Write out the listing below without alteration, omitting its pictures.
Start Available data
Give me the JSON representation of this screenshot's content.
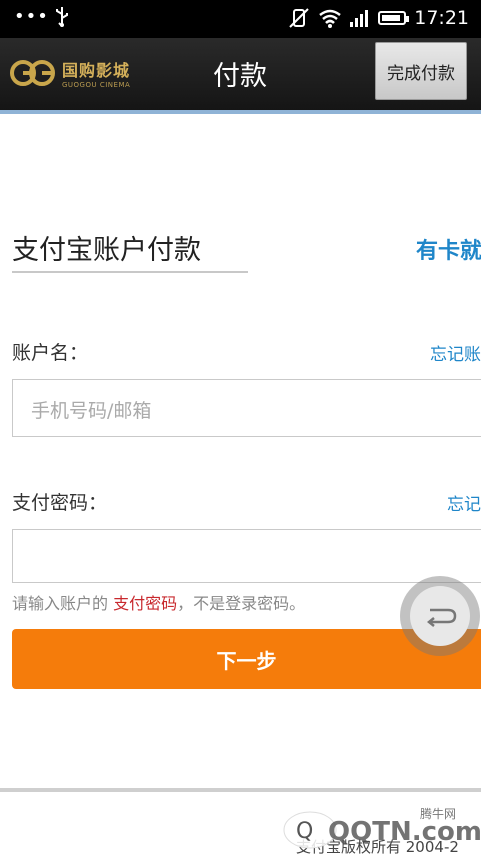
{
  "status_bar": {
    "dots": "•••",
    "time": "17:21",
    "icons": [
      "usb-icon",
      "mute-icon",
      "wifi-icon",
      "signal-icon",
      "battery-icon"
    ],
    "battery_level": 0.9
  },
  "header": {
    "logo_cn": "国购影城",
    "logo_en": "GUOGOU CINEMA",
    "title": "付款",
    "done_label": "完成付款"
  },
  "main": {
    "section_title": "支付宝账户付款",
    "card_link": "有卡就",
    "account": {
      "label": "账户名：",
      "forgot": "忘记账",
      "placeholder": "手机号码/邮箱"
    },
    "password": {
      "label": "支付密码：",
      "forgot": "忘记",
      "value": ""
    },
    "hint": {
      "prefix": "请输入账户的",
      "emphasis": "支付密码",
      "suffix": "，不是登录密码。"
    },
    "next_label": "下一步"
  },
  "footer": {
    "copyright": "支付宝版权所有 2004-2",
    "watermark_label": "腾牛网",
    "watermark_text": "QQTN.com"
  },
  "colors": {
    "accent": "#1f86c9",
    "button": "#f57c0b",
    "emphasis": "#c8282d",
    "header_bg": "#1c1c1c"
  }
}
End Available data
### Result
Give me the JSON representation of this screenshot's content.
{
  "status_bar": {
    "dots": "•••",
    "time": "17:21",
    "icons": [
      "usb-icon",
      "mute-icon",
      "wifi-icon",
      "signal-icon",
      "battery-icon"
    ],
    "battery_level": 0.9
  },
  "header": {
    "logo_cn": "国购影城",
    "logo_en": "GUOGOU CINEMA",
    "title": "付款",
    "done_label": "完成付款"
  },
  "main": {
    "section_title": "支付宝账户付款",
    "card_link": "有卡就",
    "account": {
      "label": "账户名：",
      "forgot": "忘记账",
      "placeholder": "手机号码/邮箱"
    },
    "password": {
      "label": "支付密码：",
      "forgot": "忘记",
      "value": ""
    },
    "hint": {
      "prefix": "请输入账户的",
      "emphasis": "支付密码",
      "suffix": "，不是登录密码。"
    },
    "next_label": "下一步"
  },
  "footer": {
    "copyright": "支付宝版权所有 2004-2",
    "watermark_label": "腾牛网",
    "watermark_text": "QQTN.com"
  },
  "colors": {
    "accent": "#1f86c9",
    "button": "#f57c0b",
    "emphasis": "#c8282d",
    "header_bg": "#1c1c1c"
  }
}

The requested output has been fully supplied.